Pick out every line holding the string "meses" and copy it.

*** Listed records ***

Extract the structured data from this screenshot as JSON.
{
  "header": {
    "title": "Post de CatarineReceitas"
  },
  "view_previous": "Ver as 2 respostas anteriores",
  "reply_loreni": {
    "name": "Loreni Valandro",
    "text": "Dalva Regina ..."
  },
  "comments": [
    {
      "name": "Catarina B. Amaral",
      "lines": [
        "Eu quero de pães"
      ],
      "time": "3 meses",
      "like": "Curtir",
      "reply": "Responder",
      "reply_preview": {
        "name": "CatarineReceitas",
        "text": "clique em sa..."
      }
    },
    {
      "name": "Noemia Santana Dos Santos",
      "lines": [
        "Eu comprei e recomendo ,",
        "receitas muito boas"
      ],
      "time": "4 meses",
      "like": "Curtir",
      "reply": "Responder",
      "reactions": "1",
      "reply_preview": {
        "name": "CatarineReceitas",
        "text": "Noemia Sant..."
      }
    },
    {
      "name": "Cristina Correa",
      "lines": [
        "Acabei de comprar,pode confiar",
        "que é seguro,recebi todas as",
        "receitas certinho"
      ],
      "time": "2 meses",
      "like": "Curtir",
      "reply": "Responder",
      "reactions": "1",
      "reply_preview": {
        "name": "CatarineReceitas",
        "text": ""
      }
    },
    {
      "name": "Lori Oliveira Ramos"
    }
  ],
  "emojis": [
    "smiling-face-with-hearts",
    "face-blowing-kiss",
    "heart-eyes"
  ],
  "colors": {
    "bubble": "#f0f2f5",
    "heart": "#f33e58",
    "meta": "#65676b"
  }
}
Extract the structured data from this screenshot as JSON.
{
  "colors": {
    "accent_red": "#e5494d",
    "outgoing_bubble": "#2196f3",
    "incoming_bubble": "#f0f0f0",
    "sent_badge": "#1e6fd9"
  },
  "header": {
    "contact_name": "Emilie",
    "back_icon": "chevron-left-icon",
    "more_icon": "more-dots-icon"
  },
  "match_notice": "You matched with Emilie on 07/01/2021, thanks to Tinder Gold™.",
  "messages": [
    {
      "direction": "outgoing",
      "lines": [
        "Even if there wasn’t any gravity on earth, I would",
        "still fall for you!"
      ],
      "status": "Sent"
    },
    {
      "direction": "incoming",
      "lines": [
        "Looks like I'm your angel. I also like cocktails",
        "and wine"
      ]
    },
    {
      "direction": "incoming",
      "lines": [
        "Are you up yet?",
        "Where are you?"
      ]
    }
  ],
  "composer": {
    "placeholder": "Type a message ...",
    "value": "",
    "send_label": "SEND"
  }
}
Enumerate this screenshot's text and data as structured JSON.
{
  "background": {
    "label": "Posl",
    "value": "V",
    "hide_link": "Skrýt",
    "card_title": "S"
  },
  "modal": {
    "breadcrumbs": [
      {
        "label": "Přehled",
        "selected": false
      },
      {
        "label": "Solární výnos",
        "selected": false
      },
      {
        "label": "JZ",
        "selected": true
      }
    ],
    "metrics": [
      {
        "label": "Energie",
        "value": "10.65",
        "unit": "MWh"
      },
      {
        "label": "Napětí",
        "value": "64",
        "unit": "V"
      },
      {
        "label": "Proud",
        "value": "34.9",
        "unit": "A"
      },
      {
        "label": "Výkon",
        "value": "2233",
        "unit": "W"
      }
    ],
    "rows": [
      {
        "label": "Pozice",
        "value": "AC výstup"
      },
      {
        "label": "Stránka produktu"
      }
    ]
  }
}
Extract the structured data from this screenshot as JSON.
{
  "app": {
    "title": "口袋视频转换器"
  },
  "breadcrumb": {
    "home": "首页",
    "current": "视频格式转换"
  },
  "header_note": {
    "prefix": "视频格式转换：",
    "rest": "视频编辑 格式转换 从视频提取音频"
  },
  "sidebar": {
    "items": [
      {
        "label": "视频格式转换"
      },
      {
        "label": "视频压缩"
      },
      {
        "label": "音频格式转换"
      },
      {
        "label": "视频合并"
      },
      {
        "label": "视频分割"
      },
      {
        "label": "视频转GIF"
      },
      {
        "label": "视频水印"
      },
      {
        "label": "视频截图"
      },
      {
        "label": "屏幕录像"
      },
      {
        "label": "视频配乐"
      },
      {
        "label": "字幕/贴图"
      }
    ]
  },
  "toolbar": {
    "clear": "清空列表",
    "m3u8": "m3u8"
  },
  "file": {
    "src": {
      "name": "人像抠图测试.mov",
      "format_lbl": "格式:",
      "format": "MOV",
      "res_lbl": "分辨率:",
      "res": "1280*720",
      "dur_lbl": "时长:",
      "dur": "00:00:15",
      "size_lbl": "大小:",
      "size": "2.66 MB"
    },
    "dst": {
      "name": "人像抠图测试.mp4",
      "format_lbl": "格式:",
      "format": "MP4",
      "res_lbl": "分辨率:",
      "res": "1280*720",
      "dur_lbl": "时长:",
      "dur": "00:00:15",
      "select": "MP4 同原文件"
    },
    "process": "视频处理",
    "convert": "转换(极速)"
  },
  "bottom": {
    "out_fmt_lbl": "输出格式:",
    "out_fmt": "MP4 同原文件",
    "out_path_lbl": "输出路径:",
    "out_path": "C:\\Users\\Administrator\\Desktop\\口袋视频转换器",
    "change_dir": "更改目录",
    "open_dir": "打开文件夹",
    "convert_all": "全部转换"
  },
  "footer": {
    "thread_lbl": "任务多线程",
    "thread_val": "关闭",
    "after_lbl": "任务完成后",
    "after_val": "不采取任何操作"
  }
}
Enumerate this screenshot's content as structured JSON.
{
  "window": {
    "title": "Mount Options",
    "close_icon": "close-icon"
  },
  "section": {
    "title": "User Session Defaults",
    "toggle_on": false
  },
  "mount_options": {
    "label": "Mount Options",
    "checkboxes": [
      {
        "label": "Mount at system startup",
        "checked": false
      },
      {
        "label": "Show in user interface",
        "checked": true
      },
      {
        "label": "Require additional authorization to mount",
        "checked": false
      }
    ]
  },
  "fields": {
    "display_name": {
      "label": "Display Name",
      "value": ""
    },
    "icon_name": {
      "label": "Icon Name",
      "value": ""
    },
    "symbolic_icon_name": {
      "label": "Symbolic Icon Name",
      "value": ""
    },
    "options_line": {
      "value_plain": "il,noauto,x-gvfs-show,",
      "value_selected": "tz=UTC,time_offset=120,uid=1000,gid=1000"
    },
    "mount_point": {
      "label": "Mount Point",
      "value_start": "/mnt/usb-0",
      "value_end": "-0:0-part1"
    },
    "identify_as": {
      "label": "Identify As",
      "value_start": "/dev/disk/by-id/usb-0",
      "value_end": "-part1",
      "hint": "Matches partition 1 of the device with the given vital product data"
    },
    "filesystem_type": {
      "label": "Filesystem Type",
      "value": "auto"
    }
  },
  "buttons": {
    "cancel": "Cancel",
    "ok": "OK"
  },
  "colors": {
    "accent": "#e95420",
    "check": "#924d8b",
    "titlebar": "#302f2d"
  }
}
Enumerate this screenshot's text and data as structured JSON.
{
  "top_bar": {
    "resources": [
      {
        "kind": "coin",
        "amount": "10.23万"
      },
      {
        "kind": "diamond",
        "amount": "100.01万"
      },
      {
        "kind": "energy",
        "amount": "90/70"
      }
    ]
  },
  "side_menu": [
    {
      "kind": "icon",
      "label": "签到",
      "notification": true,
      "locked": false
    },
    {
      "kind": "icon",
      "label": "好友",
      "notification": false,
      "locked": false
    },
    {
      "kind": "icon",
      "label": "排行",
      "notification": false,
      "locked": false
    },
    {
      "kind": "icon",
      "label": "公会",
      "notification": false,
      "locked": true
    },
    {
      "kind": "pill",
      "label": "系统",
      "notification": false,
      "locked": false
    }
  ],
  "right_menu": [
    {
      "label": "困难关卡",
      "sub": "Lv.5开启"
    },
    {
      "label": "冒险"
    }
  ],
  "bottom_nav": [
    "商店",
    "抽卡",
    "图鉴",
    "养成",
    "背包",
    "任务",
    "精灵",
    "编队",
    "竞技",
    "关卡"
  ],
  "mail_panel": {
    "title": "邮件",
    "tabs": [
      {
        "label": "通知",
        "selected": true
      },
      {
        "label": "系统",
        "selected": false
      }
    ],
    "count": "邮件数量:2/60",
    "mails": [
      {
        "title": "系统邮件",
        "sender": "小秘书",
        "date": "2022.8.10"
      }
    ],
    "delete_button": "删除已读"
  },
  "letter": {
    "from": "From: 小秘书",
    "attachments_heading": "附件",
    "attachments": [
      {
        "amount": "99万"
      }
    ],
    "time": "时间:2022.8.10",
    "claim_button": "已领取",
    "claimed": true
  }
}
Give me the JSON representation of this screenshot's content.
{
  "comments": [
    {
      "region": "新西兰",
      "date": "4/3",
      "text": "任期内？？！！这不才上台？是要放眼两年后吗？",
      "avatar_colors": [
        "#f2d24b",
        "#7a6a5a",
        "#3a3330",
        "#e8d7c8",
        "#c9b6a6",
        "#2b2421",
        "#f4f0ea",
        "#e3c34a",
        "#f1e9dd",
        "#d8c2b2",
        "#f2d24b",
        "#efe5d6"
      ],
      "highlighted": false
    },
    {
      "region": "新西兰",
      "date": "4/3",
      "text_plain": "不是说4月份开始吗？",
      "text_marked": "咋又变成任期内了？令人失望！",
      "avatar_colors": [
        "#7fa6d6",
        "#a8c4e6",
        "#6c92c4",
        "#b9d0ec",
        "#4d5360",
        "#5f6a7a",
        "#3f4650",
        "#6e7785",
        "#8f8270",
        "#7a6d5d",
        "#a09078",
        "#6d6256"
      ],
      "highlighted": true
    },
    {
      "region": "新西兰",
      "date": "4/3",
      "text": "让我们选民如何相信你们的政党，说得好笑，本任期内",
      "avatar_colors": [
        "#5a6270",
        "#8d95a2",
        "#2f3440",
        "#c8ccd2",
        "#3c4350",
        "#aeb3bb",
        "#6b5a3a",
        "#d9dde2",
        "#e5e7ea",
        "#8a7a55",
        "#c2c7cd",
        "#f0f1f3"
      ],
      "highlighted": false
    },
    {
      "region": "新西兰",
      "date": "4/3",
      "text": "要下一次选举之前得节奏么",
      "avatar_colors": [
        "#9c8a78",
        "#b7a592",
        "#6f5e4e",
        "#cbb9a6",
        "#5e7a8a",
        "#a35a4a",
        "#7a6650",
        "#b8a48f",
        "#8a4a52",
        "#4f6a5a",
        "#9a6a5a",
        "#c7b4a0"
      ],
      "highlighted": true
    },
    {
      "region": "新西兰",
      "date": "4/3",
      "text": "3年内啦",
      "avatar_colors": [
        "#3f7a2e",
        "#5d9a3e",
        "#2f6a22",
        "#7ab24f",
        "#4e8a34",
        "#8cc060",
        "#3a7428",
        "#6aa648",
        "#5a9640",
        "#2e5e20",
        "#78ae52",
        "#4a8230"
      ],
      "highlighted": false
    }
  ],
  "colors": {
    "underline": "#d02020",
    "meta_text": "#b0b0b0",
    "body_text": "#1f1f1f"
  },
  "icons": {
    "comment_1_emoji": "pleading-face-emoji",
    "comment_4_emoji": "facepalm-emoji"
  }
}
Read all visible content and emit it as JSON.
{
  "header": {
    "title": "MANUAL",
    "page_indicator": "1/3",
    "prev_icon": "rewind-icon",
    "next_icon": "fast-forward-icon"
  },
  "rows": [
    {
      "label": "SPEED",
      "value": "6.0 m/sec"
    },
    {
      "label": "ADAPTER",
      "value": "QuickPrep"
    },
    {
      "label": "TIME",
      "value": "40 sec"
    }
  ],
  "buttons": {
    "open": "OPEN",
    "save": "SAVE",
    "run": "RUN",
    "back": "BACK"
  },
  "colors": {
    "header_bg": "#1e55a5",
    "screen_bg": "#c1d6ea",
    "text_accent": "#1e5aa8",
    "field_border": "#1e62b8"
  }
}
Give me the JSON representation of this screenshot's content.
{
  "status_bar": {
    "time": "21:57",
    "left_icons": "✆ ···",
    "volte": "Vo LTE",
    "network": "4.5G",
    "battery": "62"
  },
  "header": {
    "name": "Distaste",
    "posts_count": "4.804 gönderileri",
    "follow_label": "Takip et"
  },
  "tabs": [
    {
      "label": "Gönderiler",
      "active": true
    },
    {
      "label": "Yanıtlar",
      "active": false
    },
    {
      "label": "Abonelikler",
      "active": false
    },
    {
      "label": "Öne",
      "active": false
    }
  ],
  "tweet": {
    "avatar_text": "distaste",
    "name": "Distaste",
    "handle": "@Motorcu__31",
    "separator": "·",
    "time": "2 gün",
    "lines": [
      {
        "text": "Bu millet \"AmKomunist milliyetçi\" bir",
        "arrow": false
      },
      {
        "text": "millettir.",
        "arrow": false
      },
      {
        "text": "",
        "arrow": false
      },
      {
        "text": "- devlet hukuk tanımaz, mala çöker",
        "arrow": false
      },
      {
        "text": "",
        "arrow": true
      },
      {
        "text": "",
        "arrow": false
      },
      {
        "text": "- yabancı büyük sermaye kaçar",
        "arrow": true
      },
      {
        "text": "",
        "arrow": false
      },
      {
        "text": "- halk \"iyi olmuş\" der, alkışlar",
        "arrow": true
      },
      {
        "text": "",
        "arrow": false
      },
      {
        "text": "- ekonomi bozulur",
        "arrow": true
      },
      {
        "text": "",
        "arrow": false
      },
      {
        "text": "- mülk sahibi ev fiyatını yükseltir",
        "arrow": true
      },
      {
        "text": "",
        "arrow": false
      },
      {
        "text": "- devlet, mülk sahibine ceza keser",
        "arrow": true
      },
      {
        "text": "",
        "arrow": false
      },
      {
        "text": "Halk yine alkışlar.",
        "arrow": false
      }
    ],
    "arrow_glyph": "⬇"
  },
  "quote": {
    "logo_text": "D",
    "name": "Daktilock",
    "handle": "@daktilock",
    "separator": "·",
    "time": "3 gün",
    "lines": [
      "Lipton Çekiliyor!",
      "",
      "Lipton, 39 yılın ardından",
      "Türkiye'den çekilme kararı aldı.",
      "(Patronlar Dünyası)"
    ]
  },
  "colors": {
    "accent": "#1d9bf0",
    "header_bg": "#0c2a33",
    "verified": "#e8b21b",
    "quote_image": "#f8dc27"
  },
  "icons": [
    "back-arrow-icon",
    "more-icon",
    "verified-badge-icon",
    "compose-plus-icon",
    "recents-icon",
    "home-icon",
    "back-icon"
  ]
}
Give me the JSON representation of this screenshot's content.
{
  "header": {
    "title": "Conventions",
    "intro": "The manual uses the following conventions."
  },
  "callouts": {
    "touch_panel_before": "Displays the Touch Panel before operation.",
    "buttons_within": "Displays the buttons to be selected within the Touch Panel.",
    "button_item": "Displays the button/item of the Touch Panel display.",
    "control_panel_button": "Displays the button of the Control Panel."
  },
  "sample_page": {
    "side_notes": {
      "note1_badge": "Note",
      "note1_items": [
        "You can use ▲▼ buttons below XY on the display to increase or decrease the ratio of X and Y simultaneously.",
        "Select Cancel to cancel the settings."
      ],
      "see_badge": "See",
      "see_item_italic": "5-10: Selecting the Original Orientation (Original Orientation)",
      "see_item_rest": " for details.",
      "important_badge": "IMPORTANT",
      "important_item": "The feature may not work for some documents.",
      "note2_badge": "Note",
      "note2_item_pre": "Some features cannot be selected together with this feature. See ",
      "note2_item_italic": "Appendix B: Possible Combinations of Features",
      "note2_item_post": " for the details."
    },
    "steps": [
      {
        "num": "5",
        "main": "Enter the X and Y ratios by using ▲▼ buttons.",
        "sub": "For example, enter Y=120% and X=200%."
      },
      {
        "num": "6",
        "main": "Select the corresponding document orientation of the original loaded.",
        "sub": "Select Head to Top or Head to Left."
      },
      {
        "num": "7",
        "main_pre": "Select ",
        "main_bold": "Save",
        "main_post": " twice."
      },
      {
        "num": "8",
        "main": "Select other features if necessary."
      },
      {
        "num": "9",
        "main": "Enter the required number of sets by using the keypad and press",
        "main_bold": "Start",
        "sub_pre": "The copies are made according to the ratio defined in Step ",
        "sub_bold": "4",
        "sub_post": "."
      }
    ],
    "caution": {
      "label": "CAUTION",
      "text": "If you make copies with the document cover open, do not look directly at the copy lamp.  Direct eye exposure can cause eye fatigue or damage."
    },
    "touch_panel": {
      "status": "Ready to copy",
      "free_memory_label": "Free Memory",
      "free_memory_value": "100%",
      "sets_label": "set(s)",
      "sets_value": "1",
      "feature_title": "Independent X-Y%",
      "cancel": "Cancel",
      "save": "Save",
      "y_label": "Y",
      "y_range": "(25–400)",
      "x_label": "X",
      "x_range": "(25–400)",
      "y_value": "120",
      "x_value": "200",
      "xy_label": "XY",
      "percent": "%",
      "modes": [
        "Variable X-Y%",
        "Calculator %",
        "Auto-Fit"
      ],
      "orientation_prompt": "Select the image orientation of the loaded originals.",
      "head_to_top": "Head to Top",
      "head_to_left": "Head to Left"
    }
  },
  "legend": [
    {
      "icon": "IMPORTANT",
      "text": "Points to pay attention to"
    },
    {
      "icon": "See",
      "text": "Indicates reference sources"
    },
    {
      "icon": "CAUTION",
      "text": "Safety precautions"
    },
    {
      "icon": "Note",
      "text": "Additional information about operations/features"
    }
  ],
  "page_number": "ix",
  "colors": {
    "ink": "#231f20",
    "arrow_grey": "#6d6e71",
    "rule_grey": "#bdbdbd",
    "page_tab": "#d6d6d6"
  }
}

***

● Reply to the exercise:
      "time": "3 meses",
      "time": "4 meses",
      "time": "2 meses",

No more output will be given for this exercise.